Retype every entry word for word.
#### Material shown ####
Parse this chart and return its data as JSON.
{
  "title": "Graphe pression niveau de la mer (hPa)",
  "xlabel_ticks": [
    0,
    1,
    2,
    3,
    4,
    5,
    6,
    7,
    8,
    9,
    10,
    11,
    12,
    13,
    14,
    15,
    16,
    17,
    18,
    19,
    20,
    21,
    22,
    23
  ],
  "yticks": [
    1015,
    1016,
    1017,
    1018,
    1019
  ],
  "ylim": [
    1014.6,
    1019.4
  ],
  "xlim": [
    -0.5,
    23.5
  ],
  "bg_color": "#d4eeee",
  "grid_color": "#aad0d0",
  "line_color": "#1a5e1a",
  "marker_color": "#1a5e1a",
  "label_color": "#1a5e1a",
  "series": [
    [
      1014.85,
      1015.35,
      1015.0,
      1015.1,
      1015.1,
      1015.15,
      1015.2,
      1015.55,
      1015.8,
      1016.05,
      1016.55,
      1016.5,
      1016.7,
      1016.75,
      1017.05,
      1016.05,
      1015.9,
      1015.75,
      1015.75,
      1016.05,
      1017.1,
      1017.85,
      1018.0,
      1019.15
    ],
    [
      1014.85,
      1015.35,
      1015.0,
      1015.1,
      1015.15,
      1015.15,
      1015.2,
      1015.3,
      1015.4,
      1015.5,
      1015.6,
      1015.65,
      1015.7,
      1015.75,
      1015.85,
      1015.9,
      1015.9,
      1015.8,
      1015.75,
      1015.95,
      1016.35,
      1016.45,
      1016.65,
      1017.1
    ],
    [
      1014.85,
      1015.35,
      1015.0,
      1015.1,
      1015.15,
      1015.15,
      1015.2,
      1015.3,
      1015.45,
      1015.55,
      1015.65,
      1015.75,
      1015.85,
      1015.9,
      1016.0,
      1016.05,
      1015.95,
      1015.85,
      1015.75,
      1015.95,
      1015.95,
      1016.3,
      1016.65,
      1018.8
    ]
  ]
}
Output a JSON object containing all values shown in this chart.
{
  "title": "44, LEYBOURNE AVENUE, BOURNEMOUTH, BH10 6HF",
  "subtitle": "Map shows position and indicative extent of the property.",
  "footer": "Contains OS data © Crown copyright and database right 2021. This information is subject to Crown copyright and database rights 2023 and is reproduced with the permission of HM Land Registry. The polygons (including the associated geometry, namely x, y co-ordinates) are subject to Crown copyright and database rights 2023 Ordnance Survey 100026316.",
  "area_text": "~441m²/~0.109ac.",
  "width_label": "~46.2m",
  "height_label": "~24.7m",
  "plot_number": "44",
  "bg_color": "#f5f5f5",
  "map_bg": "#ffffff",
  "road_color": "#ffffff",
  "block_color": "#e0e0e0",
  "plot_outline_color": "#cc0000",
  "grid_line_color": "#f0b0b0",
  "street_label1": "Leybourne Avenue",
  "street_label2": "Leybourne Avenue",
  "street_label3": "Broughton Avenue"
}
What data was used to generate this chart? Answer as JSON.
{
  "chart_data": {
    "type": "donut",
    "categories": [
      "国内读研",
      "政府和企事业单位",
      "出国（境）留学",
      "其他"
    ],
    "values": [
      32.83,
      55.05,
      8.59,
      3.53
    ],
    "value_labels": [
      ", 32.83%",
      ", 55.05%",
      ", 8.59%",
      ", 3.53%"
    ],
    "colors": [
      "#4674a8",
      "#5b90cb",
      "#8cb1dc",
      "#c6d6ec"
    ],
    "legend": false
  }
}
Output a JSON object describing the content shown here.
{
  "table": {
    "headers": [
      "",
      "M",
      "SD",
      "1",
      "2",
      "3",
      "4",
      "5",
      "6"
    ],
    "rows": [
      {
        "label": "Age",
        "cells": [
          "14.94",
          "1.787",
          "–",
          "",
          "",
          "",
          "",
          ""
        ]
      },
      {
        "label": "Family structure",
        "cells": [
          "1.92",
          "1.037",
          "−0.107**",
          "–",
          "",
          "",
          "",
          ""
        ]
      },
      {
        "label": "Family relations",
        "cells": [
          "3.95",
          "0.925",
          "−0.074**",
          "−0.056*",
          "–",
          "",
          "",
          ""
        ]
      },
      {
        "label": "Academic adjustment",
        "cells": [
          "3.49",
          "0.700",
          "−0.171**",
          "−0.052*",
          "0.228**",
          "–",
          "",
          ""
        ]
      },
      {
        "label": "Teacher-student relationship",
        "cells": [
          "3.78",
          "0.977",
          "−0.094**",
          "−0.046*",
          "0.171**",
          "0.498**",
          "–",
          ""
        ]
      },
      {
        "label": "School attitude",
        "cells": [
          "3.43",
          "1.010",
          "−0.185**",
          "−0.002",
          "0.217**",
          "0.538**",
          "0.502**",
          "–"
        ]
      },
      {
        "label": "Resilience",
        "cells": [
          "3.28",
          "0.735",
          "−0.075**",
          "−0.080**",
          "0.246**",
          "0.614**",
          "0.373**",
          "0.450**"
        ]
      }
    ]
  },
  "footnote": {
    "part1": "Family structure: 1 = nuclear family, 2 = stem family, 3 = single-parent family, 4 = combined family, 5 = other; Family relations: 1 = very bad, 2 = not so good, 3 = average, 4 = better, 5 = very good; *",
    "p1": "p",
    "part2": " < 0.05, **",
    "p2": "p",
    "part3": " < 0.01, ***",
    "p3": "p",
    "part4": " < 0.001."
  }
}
####
__Final answer__:
Parse this chart and return its data as JSON.
{
  "title": "Graphe pression niveau de la mer (hPa)",
  "xlabel_ticks": [
    0,
    1,
    2,
    3,
    4,
    5,
    6,
    7,
    8,
    9,
    10,
    11,
    12,
    13,
    14,
    15,
    16,
    17,
    18,
    19,
    20,
    21,
    22,
    23
  ],
  "yticks": [
    1015,
    1016,
    1017,
    1018,
    1019
  ],
  "ylim": [
    1014.6,
    1019.4
  ],
  "xlim": [
    -0.5,
    23.5
  ],
  "bg_color": "#d4eeee",
  "grid_color": "#aad0d0",
  "line_color": "#1a5e1a",
  "marker_color": "#1a5e1a",
  "label_color": "#1a5e1a",
  "series": [
    [
      1014.85,
      1015.35,
      1015.0,
      1015.1,
      1015.1,
      1015.15,
      1015.2,
      1015.55,
      1015.8,
      1016.05,
      1016.55,
      1016.5,
      1016.7,
      1016.75,
      1017.05,
      1016.05,
      1015.9,
      1015.75,
      1015.75,
      1016.05,
      1017.1,
      1017.85,
      1018.0,
      1019.15
    ],
    [
      1014.85,
      1015.35,
      1015.0,
      1015.1,
      1015.15,
      1015.15,
      1015.2,
      1015.3,
      1015.4,
      1015.5,
      1015.6,
      1015.65,
      1015.7,
      1015.75,
      1015.85,
      1015.9,
      1015.9,
      1015.8,
      1015.75,
      1015.95,
      1016.35,
      1016.45,
      1016.65,
      1017.1
    ],
    [
      1014.85,
      1015.35,
      1015.0,
      1015.1,
      1015.15,
      1015.15,
      1015.2,
      1015.3,
      1015.45,
      1015.55,
      1015.65,
      1015.75,
      1015.85,
      1015.9,
      1016.0,
      1016.05,
      1015.95,
      1015.85,
      1015.75,
      1015.95,
      1015.95,
      1016.3,
      1016.65,
      1018.8
    ]
  ]
}
Output a JSON object containing all values shown in this chart.
{
  "title": "44, LEYBOURNE AVENUE, BOURNEMOUTH, BH10 6HF",
  "subtitle": "Map shows position and indicative extent of the property.",
  "footer": "Contains OS data © Crown copyright and database right 2021. This information is subject to Crown copyright and database rights 2023 and is reproduced with the permission of HM Land Registry. The polygons (including the associated geometry, namely x, y co-ordinates) are subject to Crown copyright and database rights 2023 Ordnance Survey 100026316.",
  "area_text": "~441m²/~0.109ac.",
  "width_label": "~46.2m",
  "height_label": "~24.7m",
  "plot_number": "44",
  "bg_color": "#f5f5f5",
  "map_bg": "#ffffff",
  "road_color": "#ffffff",
  "block_color": "#e0e0e0",
  "plot_outline_color": "#cc0000",
  "grid_line_color": "#f0b0b0",
  "street_label1": "Leybourne Avenue",
  "street_label2": "Leybourne Avenue",
  "street_label3": "Broughton Avenue"
}
What data was used to generate this chart? Answer as JSON.
{
  "chart_data": {
    "type": "donut",
    "categories": [
      "国内读研",
      "政府和企事业单位",
      "出国（境）留学",
      "其他"
    ],
    "values": [
      32.83,
      55.05,
      8.59,
      3.53
    ],
    "value_labels": [
      ", 32.83%",
      ", 55.05%",
      ", 8.59%",
      ", 3.53%"
    ],
    "colors": [
      "#4674a8",
      "#5b90cb",
      "#8cb1dc",
      "#c6d6ec"
    ],
    "legend": false
  }
}
Output a JSON object describing the content shown here.
{
  "table": {
    "headers": [
      "",
      "M",
      "SD",
      "1",
      "2",
      "3",
      "4",
      "5",
      "6"
    ],
    "rows": [
      {
        "label": "Age",
        "cells": [
          "14.94",
          "1.787",
          "–",
          "",
          "",
          "",
          "",
          ""
        ]
      },
      {
        "label": "Family structure",
        "cells": [
          "1.92",
          "1.037",
          "−0.107**",
          "–",
          "",
          "",
          "",
          ""
        ]
      },
      {
        "label": "Family relations",
        "cells": [
          "3.95",
          "0.925",
          "−0.074**",
          "−0.056*",
          "–",
          "",
          "",
          ""
        ]
      },
      {
        "label": "Academic adjustment",
        "cells": [
          "3.49",
          "0.700",
          "−0.171**",
          "−0.052*",
          "0.228**",
          "–",
          "",
          ""
        ]
      },
      {
        "label": "Teacher-student relationship",
        "cells": [
          "3.78",
          "0.977",
          "−0.094**",
          "−0.046*",
          "0.171**",
          "0.498**",
          "–",
          ""
        ]
      },
      {
        "label": "School attitude",
        "cells": [
          "3.43",
          "1.010",
          "−0.185**",
          "−0.002",
          "0.217**",
          "0.538**",
          "0.502**",
          "–"
        ]
      },
      {
        "label": "Resilience",
        "cells": [
          "3.28",
          "0.735",
          "−0.075**",
          "−0.080**",
          "0.246**",
          "0.614**",
          "0.373**",
          "0.450**"
        ]
      }
    ]
  },
  "footnote": {
    "part1": "Family structure: 1 = nuclear family, 2 = stem family, 3 = single-parent family, 4 = combined family, 5 = other; Family relations: 1 = very bad, 2 = not so good, 3 = average, 4 = better, 5 = very good; *",
    "p1": "p",
    "part2": " < 0.05, **",
    "p2": "p",
    "part3": " < 0.01, ***",
    "p3": "p",
    "part4": " < 0.001."
  }
}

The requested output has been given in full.